Written request:
Output every line of the data exactly as it appears.

Exercise materials:

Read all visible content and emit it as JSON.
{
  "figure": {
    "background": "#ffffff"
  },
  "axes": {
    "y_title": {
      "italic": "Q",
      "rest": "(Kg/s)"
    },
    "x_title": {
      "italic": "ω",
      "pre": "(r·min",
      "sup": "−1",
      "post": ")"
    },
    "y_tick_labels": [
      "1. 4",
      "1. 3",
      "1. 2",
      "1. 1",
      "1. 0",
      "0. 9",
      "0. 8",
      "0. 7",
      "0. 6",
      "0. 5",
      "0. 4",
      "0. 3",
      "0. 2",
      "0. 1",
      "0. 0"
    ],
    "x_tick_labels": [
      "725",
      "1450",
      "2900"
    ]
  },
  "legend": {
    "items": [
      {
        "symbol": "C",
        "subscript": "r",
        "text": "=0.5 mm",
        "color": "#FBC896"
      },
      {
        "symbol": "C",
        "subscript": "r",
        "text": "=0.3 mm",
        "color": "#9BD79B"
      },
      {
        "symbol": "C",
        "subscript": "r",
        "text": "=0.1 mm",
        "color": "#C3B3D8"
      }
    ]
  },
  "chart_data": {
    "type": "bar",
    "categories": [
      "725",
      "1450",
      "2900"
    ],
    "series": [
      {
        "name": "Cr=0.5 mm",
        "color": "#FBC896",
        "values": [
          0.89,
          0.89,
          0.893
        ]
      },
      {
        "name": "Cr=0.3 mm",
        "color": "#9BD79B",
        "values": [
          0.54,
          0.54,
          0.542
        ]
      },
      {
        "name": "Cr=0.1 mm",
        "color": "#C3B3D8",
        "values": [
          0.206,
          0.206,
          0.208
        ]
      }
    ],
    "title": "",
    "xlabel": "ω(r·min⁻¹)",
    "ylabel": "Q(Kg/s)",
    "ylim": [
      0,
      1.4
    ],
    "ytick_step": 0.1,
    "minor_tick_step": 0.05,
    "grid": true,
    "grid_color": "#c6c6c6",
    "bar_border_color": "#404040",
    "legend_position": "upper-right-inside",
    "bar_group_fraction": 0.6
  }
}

Result of the task:
Read all visible content and emit it as JSON.
{
  "figure": {
    "background": "#ffffff"
  },
  "axes": {
    "y_title": {
      "italic": "Q",
      "rest": "(Kg/s)"
    },
    "x_title": {
      "italic": "ω",
      "pre": "(r·min",
      "sup": "−1",
      "post": ")"
    },
    "y_tick_labels": [
      "1. 4",
      "1. 3",
      "1. 2",
      "1. 1",
      "1. 0",
      "0. 9",
      "0. 8",
      "0. 7",
      "0. 6",
      "0. 5",
      "0. 4",
      "0. 3",
      "0. 2",
      "0. 1",
      "0. 0"
    ],
    "x_tick_labels": [
      "725",
      "1450",
      "2900"
    ]
  },
  "legend": {
    "items": [
      {
        "symbol": "C",
        "subscript": "r",
        "text": "=0.5 mm",
        "color": "#FBC896"
      },
      {
        "symbol": "C",
        "subscript": "r",
        "text": "=0.3 mm",
        "color": "#9BD79B"
      },
      {
        "symbol": "C",
        "subscript": "r",
        "text": "=0.1 mm",
        "color": "#C3B3D8"
      }
    ]
  },
  "chart_data": {
    "type": "bar",
    "categories": [
      "725",
      "1450",
      "2900"
    ],
    "series": [
      {
        "name": "Cr=0.5 mm",
        "color": "#FBC896",
        "values": [
          0.89,
          0.89,
          0.893
        ]
      },
      {
        "name": "Cr=0.3 mm",
        "color": "#9BD79B",
        "values": [
          0.54,
          0.54,
          0.542
        ]
      },
      {
        "name": "Cr=0.1 mm",
        "color": "#C3B3D8",
        "values": [
          0.206,
          0.206,
          0.208
        ]
      }
    ],
    "title": "",
    "xlabel": "ω(r·min⁻¹)",
    "ylabel": "Q(Kg/s)",
    "ylim": [
      0,
      1.4
    ],
    "ytick_step": 0.1,
    "minor_tick_step": 0.05,
    "grid": true,
    "grid_color": "#c6c6c6",
    "bar_border_color": "#404040",
    "legend_position": "upper-right-inside",
    "bar_group_fraction": 0.6
  }
}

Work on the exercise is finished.